WORK TO BE COMPLETED: Report back each line of the records that contains the string "chants".
— BEGIN MATERIAL SHOWN —
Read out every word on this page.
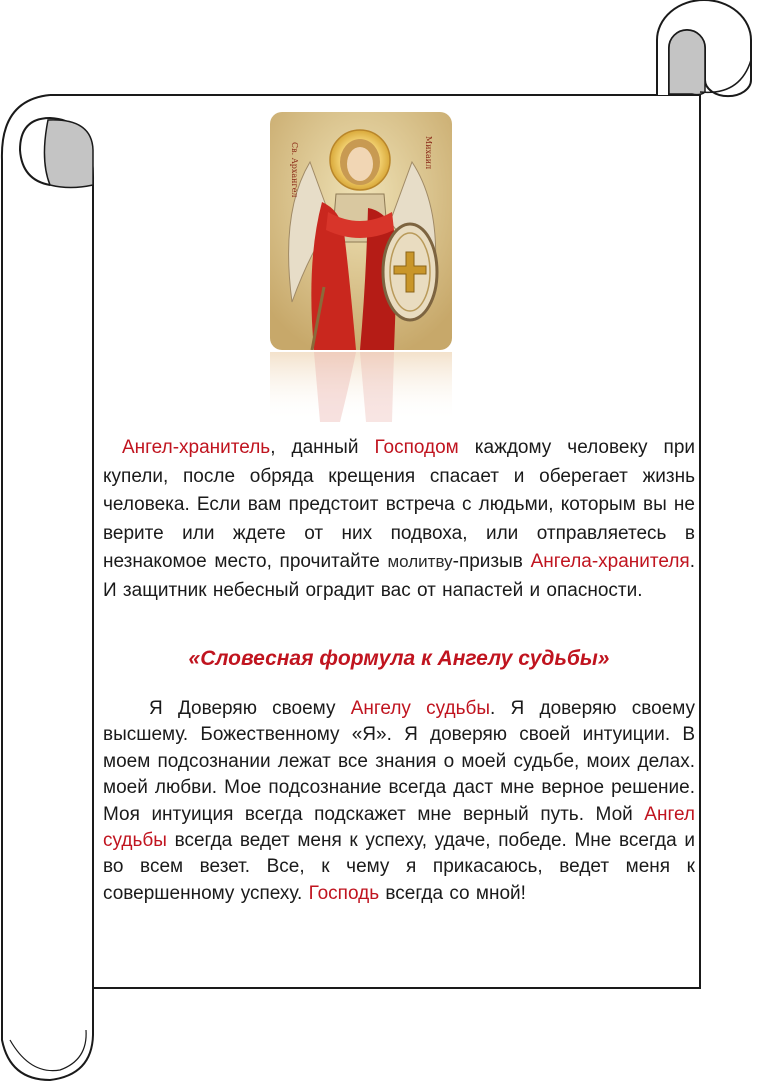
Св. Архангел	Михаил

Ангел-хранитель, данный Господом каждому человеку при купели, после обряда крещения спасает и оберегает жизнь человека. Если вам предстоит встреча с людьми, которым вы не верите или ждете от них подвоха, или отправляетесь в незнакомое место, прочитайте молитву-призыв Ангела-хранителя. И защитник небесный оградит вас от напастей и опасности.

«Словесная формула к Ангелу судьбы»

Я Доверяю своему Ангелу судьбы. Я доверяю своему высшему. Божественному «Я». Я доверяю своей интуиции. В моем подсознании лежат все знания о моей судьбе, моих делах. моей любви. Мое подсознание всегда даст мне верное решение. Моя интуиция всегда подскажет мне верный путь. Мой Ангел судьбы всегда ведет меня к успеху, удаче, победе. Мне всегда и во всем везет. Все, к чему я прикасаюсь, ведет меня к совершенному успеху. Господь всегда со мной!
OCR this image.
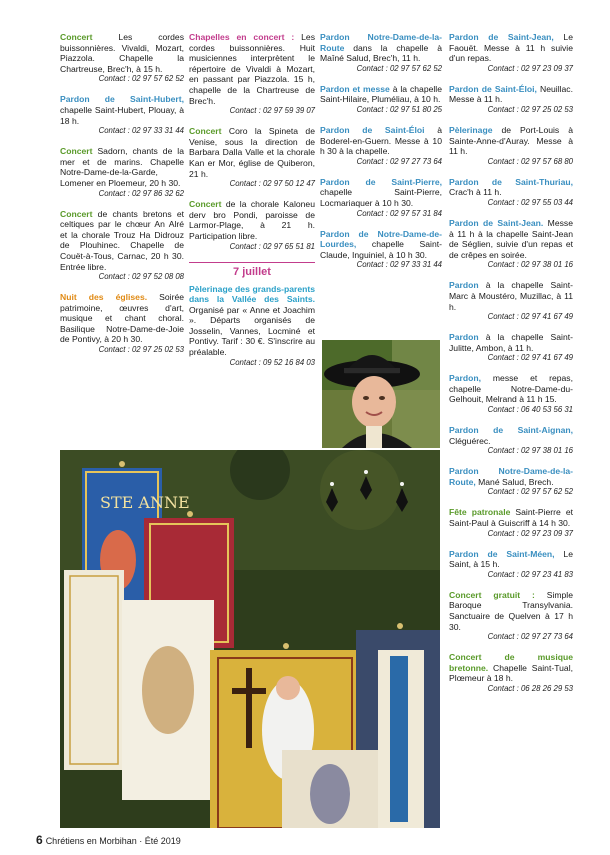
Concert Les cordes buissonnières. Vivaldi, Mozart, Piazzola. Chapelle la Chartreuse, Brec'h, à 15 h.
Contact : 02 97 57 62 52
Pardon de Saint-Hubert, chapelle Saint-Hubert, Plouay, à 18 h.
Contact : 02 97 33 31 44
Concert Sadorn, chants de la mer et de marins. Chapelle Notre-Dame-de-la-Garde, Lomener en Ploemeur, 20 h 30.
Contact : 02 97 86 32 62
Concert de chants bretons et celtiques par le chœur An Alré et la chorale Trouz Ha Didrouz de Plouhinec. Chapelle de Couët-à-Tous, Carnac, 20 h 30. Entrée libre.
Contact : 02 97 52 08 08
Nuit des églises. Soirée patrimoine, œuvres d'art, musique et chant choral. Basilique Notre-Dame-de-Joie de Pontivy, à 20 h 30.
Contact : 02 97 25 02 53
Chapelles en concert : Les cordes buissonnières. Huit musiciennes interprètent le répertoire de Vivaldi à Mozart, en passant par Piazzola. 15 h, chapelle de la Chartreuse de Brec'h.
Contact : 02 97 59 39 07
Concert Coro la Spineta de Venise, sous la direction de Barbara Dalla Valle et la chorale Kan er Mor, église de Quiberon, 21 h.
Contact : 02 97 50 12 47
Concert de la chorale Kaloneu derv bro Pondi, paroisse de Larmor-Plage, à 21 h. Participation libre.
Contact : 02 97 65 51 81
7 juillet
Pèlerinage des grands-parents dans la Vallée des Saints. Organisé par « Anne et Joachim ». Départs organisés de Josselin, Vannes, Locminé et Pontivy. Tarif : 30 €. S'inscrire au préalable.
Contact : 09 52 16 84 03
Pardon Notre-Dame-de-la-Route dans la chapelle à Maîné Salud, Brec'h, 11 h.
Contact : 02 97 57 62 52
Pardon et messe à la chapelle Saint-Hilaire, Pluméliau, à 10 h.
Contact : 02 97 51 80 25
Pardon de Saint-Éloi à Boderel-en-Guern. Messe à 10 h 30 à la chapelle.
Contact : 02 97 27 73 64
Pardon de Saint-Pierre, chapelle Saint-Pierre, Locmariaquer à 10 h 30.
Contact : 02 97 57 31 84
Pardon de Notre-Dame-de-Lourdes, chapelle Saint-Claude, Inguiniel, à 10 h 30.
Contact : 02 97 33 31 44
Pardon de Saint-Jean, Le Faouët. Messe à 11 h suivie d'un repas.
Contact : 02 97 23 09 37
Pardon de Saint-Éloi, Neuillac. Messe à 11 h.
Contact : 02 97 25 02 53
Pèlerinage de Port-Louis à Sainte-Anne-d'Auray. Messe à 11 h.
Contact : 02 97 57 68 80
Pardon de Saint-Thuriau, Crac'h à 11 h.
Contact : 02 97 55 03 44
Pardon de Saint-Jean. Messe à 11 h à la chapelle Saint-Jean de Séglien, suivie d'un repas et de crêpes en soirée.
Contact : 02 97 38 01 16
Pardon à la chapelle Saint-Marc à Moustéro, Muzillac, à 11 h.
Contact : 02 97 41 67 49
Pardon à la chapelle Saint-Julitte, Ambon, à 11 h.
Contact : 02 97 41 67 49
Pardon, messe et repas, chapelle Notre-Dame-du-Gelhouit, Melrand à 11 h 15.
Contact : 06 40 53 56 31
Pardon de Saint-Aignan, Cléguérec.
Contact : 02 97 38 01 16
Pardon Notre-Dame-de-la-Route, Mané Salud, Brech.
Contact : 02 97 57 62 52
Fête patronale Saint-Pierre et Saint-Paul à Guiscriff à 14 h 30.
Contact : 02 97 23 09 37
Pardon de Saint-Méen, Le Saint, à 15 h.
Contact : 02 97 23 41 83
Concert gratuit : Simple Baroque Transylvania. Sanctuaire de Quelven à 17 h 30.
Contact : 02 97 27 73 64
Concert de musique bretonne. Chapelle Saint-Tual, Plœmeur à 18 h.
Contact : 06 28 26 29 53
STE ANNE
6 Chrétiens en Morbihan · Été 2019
— END MATERIAL SHOWN —
— BEGIN MATERIAL SHOWN —
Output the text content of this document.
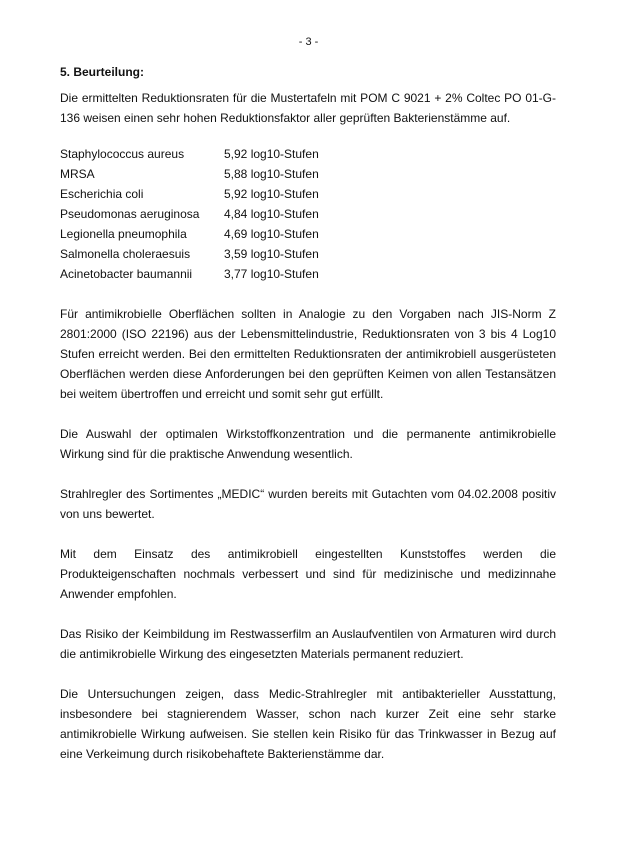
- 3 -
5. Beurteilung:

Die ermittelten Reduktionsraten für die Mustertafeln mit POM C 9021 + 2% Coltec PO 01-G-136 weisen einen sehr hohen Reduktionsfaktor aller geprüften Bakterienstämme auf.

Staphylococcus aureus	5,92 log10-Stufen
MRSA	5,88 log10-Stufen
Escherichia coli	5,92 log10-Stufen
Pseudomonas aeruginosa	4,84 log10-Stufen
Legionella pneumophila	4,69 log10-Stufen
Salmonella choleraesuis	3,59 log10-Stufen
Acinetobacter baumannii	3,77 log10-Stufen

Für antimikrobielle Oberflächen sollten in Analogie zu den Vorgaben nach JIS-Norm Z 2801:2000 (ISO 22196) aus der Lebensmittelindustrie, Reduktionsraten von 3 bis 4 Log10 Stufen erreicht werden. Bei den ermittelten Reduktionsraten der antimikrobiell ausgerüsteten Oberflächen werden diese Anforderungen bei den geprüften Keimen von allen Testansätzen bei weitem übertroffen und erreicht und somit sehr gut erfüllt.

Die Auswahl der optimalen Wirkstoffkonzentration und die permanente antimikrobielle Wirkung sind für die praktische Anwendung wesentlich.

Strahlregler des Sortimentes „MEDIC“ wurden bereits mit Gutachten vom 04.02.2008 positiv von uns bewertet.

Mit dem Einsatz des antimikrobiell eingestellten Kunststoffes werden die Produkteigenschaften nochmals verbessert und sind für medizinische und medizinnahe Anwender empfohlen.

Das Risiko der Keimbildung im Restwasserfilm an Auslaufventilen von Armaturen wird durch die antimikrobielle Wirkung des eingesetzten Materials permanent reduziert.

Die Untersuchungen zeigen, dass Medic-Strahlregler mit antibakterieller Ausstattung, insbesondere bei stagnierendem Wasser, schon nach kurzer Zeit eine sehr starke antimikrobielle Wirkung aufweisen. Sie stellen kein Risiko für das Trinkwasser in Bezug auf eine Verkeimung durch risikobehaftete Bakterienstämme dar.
— END MATERIAL SHOWN —
OUTPUT OF THE EXERCISE:
Concert Sadorn, chants de la mer et de marins. Chapelle Notre-Dame-de-la-Garde, Lomener en Ploemeur, 20 h 30.
Concert de chants bretons et celtiques par le chœur An Alré et la chorale Trouz Ha Didrouz de Plouhinec. Chapelle de Couët-à-Tous, Carnac, 20 h 30. Entrée libre.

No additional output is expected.